** Task to complete **
Gather from the listing below each line that includes the word "name", and copy it.

** Provided records **
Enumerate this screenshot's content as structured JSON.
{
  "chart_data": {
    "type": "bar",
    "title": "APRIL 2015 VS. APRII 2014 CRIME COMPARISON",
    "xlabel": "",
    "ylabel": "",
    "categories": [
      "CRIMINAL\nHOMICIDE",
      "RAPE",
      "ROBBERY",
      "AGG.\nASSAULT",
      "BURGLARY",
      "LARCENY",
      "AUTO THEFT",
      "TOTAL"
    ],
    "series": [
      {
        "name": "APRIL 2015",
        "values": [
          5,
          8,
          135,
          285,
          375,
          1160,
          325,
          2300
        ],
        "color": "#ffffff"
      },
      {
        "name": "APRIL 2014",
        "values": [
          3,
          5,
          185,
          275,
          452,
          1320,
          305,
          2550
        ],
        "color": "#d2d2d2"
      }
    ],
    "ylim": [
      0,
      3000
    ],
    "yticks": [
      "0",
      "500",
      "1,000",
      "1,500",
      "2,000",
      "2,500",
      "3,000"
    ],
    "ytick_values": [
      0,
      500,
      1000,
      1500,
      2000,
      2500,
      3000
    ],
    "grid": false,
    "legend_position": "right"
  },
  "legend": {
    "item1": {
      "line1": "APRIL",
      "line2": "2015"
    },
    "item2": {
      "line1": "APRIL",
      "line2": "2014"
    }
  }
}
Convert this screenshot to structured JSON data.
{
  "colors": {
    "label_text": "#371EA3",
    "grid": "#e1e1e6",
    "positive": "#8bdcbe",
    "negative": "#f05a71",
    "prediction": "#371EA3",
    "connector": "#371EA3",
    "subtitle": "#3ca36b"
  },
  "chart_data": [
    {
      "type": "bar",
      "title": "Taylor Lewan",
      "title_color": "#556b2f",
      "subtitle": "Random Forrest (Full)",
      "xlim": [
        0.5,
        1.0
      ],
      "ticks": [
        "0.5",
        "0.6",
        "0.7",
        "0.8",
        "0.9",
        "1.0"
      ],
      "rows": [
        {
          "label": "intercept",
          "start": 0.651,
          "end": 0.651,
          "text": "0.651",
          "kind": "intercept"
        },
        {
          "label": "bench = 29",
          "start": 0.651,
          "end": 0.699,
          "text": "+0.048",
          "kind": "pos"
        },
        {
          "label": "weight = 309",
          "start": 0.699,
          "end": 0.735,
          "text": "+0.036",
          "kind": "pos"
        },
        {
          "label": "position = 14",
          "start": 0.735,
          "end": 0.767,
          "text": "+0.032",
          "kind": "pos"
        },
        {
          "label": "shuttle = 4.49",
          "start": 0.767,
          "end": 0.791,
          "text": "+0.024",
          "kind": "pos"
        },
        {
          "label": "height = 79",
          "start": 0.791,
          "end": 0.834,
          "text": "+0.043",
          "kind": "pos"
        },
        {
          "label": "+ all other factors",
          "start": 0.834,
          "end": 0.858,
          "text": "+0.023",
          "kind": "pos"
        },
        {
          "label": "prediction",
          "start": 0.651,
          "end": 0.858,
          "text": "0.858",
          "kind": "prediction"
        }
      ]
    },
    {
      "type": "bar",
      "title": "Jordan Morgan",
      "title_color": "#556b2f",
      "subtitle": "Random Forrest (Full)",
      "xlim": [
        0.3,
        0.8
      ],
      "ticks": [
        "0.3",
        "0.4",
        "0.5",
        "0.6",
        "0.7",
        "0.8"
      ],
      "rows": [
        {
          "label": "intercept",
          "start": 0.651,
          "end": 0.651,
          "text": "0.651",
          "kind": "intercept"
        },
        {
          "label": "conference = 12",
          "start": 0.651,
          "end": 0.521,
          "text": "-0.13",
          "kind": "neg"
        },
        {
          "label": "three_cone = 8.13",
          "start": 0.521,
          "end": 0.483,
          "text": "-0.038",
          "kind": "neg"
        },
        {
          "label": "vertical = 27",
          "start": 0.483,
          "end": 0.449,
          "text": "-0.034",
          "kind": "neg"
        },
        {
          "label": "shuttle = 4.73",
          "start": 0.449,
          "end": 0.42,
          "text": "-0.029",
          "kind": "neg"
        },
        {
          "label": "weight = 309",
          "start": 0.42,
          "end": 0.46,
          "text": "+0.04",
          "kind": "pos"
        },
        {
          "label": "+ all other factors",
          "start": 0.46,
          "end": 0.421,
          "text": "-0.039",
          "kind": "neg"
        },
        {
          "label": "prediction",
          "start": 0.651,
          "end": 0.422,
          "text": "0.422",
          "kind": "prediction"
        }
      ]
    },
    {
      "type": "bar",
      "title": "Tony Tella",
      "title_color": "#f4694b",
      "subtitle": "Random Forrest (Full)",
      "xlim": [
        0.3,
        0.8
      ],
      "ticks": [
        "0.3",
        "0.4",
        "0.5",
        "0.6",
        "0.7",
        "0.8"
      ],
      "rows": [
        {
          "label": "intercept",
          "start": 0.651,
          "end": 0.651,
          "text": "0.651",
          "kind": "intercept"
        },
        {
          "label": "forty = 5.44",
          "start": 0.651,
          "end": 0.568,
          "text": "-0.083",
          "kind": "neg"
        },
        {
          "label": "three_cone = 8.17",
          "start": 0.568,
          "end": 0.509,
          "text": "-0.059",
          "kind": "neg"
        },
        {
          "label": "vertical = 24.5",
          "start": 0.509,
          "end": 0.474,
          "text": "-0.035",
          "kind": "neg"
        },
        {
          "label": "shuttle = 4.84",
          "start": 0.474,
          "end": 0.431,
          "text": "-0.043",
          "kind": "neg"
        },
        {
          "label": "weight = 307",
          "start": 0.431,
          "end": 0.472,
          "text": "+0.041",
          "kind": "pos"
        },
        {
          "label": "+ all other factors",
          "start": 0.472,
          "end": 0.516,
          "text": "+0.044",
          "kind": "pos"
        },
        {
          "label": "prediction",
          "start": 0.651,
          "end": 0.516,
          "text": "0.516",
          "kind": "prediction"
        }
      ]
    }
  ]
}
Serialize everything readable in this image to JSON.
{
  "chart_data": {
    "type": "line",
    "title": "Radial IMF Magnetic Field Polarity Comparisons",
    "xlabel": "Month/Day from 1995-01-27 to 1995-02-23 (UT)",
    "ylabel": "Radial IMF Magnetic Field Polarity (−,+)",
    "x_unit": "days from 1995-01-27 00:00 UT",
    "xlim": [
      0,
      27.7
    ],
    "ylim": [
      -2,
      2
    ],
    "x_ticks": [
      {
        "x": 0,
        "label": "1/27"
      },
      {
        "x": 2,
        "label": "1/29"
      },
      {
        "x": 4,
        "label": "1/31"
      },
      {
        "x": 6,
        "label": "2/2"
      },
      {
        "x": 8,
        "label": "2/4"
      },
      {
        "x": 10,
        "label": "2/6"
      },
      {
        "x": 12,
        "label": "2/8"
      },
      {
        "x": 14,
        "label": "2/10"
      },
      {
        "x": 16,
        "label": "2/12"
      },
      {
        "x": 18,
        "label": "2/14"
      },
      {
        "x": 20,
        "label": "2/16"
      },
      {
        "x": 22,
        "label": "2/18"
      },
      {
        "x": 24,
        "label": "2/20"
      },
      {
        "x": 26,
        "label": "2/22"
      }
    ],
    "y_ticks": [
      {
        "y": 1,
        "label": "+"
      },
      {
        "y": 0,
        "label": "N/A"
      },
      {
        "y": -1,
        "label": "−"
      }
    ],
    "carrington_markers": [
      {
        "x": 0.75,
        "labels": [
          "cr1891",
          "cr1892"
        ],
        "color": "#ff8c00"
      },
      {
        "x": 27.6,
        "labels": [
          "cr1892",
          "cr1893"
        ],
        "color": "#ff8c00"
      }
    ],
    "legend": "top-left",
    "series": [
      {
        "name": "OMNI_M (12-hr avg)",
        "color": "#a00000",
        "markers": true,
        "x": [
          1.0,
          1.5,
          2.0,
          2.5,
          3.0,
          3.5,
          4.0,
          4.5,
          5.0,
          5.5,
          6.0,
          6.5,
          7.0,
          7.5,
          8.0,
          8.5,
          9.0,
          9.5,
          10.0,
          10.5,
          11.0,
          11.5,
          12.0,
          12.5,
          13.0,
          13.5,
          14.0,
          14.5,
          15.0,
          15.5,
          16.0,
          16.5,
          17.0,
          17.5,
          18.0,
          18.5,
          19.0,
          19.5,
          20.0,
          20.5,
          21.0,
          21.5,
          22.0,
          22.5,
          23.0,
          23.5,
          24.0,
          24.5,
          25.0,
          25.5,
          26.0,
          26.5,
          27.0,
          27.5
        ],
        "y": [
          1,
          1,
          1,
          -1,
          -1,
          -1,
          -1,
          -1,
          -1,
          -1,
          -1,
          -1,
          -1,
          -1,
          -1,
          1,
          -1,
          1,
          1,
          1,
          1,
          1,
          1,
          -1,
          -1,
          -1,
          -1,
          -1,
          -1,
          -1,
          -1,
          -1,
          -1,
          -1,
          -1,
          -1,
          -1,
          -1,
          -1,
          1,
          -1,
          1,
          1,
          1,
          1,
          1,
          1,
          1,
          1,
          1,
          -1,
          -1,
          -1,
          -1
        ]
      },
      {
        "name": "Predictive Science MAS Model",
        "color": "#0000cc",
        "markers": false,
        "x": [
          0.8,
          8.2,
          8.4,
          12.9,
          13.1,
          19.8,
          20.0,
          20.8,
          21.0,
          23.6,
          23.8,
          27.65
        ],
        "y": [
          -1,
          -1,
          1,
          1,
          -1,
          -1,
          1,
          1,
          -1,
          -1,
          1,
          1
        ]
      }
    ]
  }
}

** Solution for this task **
        "name": "APRIL 2015",
        "name": "APRIL 2014",
        "name": "OMNI_M (12-hr avg)",
        "name": "Predictive Science MAS Model",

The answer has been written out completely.